■ Work instructions
Every entry below should be transcribed exactly; pictures stay out of the copy.

■ Task inputs
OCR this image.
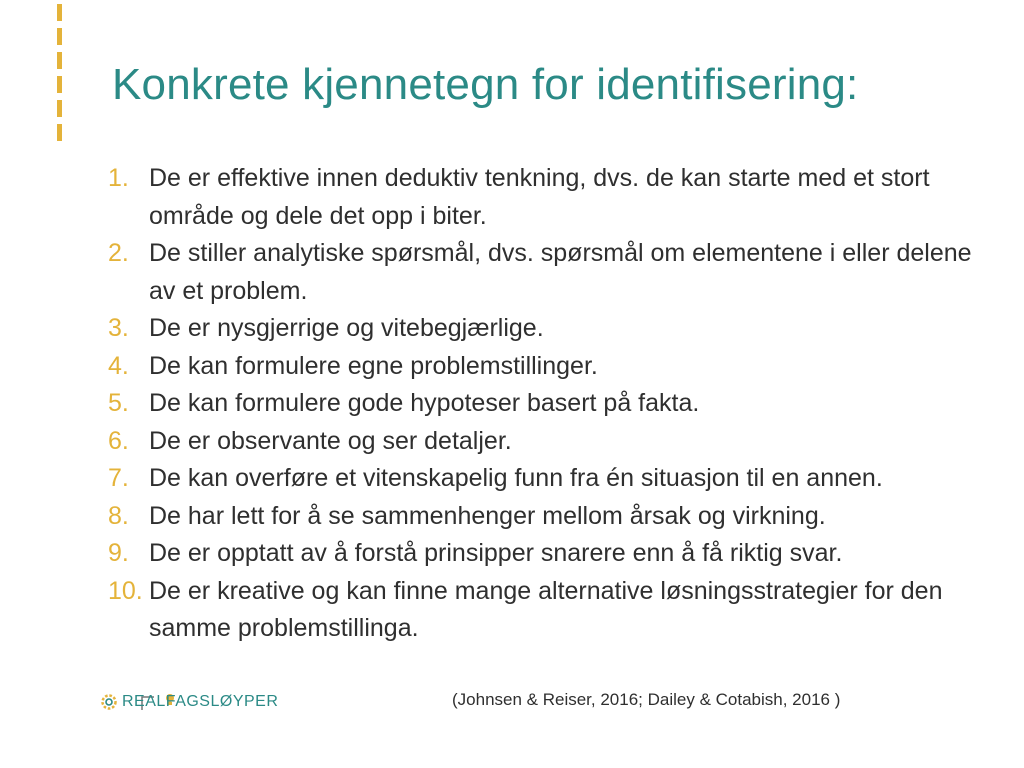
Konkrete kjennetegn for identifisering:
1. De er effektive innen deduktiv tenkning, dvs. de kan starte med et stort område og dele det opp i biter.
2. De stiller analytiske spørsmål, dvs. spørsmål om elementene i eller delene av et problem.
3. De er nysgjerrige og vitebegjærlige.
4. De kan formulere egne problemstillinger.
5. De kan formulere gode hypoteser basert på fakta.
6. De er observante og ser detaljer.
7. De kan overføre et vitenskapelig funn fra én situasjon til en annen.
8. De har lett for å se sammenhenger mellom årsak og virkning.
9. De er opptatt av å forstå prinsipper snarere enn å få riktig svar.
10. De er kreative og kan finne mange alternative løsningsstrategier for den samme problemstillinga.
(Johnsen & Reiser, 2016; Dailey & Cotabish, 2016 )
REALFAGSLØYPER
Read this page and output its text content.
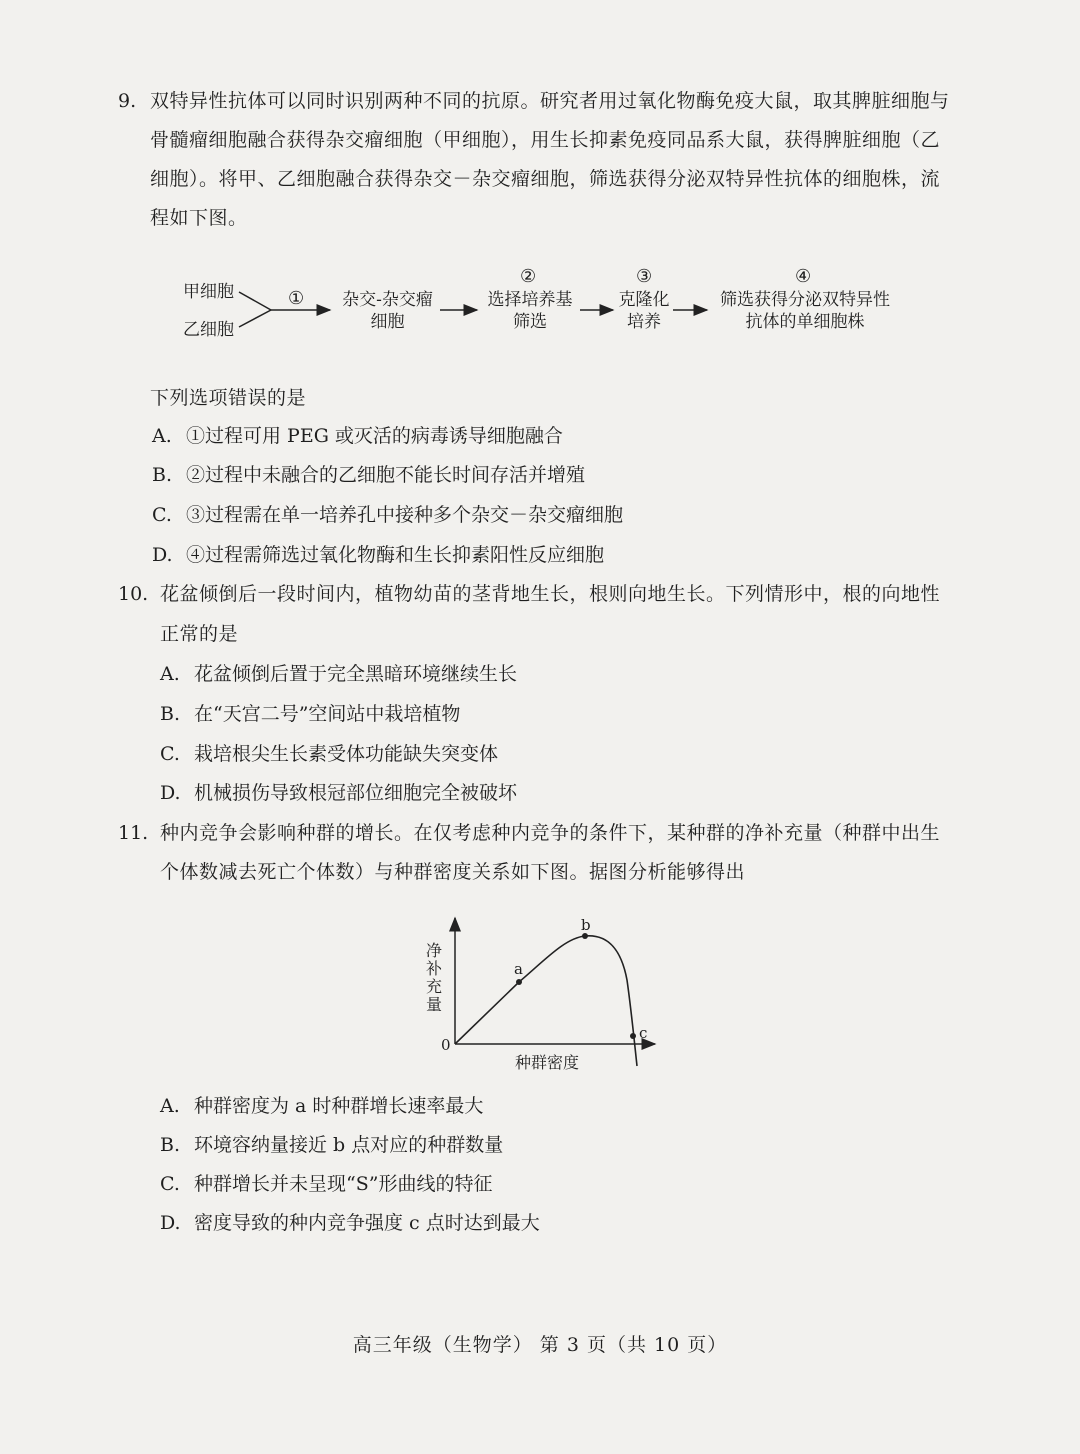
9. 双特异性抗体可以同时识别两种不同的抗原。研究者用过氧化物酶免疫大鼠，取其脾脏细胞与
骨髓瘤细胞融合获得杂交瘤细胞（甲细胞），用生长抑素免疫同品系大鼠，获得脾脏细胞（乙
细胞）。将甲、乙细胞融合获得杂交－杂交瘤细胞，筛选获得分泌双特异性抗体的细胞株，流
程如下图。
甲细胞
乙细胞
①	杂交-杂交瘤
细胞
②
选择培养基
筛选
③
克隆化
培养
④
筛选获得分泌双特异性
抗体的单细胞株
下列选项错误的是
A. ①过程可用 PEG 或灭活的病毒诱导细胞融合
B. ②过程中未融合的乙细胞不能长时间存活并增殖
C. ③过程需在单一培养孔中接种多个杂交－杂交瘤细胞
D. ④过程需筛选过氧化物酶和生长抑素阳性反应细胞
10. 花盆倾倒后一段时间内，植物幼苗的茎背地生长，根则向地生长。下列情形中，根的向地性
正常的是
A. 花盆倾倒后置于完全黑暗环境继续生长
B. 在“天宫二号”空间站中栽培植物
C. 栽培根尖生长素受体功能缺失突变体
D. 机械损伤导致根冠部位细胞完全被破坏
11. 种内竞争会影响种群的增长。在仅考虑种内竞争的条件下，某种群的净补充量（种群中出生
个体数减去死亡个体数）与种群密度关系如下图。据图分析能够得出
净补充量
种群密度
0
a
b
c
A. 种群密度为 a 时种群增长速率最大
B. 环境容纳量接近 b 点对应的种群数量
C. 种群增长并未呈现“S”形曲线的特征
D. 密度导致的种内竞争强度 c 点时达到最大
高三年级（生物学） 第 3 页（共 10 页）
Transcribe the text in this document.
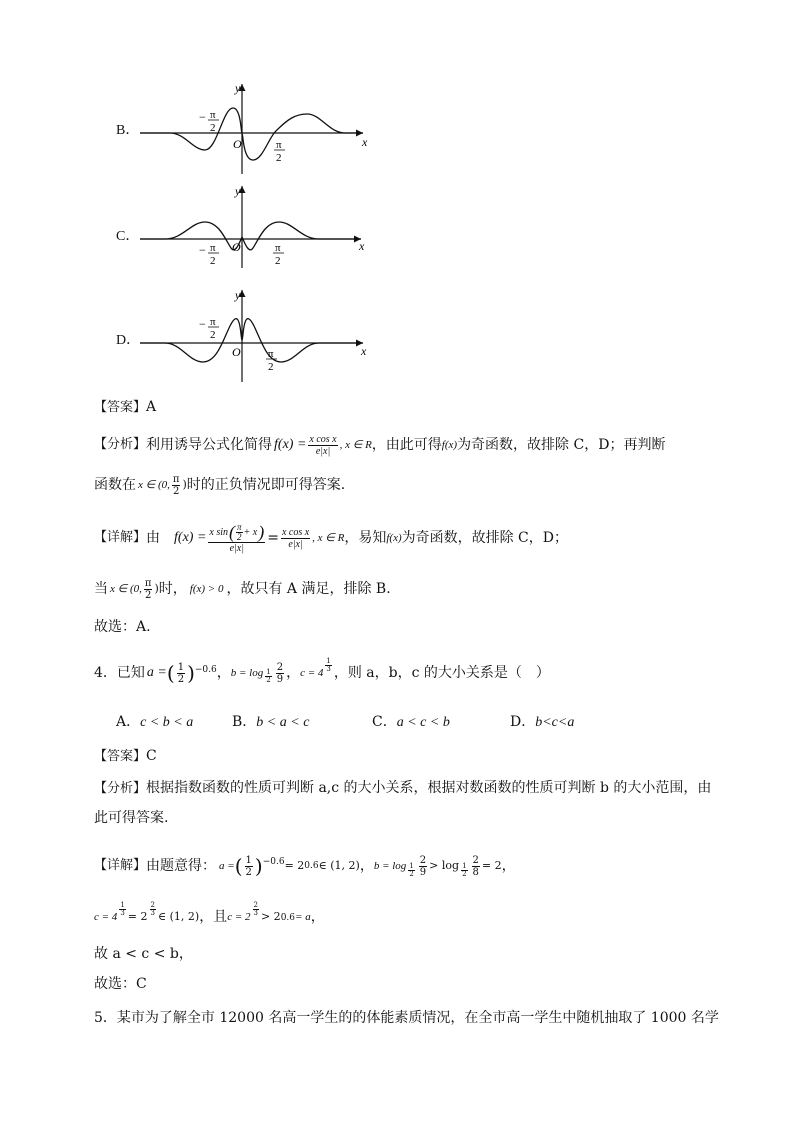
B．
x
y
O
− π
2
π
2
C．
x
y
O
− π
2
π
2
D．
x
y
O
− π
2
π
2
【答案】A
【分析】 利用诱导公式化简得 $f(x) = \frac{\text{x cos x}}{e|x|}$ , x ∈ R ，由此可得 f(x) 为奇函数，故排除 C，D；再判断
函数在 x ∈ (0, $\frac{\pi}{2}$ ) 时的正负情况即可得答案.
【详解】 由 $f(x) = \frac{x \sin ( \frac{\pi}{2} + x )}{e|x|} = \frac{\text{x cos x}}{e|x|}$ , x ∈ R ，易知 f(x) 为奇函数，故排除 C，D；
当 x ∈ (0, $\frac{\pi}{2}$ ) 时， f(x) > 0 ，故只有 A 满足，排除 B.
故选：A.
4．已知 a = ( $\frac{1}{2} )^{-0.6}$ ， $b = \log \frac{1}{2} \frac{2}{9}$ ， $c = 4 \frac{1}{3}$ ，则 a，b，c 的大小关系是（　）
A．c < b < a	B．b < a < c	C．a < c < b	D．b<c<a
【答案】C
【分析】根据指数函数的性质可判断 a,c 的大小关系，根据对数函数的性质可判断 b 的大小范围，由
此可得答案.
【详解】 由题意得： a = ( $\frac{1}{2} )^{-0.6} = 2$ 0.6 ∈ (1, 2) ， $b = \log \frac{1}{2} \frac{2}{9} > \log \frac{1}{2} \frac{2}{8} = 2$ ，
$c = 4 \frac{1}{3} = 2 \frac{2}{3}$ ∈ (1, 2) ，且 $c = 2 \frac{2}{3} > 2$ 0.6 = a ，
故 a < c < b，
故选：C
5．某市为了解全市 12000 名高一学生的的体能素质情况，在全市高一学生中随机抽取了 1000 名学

■ Answer to this task
OCR this image.
Konkrete kjennetegn for identifisering:
1. De er effektive innen deduktiv tenkning, dvs. de kan starte med et stort område og dele det opp i biter.
2. De stiller analytiske spørsmål, dvs. spørsmål om elementene i eller delene av et problem.
3. De er nysgjerrige og vitebegjærlige.
4. De kan formulere egne problemstillinger.
5. De kan formulere gode hypoteser basert på fakta.
6. De er observante og ser detaljer.
7. De kan overføre et vitenskapelig funn fra én situasjon til en annen.
8. De har lett for å se sammenhenger mellom årsak og virkning.
9. De er opptatt av å forstå prinsipper snarere enn å få riktig svar.
10. De er kreative og kan finne mange alternative løsningsstrategier for den samme problemstillinga.
(Johnsen & Reiser, 2016; Dailey & Cotabish, 2016 )
REALFAGSLØYPER
Read this page and output its text content.
9. 双特异性抗体可以同时识别两种不同的抗原。研究者用过氧化物酶免疫大鼠，取其脾脏细胞与
骨髓瘤细胞融合获得杂交瘤细胞（甲细胞），用生长抑素免疫同品系大鼠，获得脾脏细胞（乙
细胞）。将甲、乙细胞融合获得杂交－杂交瘤细胞，筛选获得分泌双特异性抗体的细胞株，流
程如下图。
甲细胞
乙细胞
①	杂交-杂交瘤
细胞
②
选择培养基
筛选
③
克隆化
培养
④
筛选获得分泌双特异性
抗体的单细胞株
下列选项错误的是
A. ①过程可用 PEG 或灭活的病毒诱导细胞融合
B. ②过程中未融合的乙细胞不能长时间存活并增殖
C. ③过程需在单一培养孔中接种多个杂交－杂交瘤细胞
D. ④过程需筛选过氧化物酶和生长抑素阳性反应细胞
10. 花盆倾倒后一段时间内，植物幼苗的茎背地生长，根则向地生长。下列情形中，根的向地性
正常的是
A. 花盆倾倒后置于完全黑暗环境继续生长
B. 在“天宫二号”空间站中栽培植物
C. 栽培根尖生长素受体功能缺失突变体
D. 机械损伤导致根冠部位细胞完全被破坏
11. 种内竞争会影响种群的增长。在仅考虑种内竞争的条件下，某种群的净补充量（种群中出生
个体数减去死亡个体数）与种群密度关系如下图。据图分析能够得出
净补充量
种群密度
0
a
b
c
A. 种群密度为 a 时种群增长速率最大
B. 环境容纳量接近 b 点对应的种群数量
C. 种群增长并未呈现“S”形曲线的特征
D. 密度导致的种内竞争强度 c 点时达到最大
高三年级（生物学） 第 3 页（共 10 页）
Transcribe the text in this document.
B．
x
y
O
− π
2
π
2
C．
x
y
O
− π
2
π
2
D．
x
y
O
− π
2
π
2
【答案】A
【分析】 利用诱导公式化简得 $f(x) = \frac{\text{x cos x}}{e|x|}$ , x ∈ R ，由此可得 f(x) 为奇函数，故排除 C，D；再判断
函数在 x ∈ (0, $\frac{\pi}{2}$ ) 时的正负情况即可得答案.
【详解】 由 $f(x) = \frac{x \sin ( \frac{\pi}{2} + x )}{e|x|} = \frac{\text{x cos x}}{e|x|}$ , x ∈ R ，易知 f(x) 为奇函数，故排除 C，D；
当 x ∈ (0, $\frac{\pi}{2}$ ) 时， f(x) > 0 ，故只有 A 满足，排除 B.
故选：A.
4．已知 a = ( $\frac{1}{2} )^{-0.6}$ ， $b = \log \frac{1}{2} \frac{2}{9}$ ， $c = 4 \frac{1}{3}$ ，则 a，b，c 的大小关系是（　）
A．c < b < a	B．b < a < c	C．a < c < b	D．b<c<a
【答案】C
【分析】根据指数函数的性质可判断 a,c 的大小关系，根据对数函数的性质可判断 b 的大小范围，由
此可得答案.
【详解】 由题意得： a = ( $\frac{1}{2} )^{-0.6} = 2$ 0.6 ∈ (1, 2) ， $b = \log \frac{1}{2} \frac{2}{9} > \log \frac{1}{2} \frac{2}{8} = 2$ ，
$c = 4 \frac{1}{3} = 2 \frac{2}{3}$ ∈ (1, 2) ，且 $c = 2 \frac{2}{3} > 2$ 0.6 = a ，
故 a < c < b，
故选：C
5．某市为了解全市 12000 名高一学生的的体能素质情况，在全市高一学生中随机抽取了 1000 名学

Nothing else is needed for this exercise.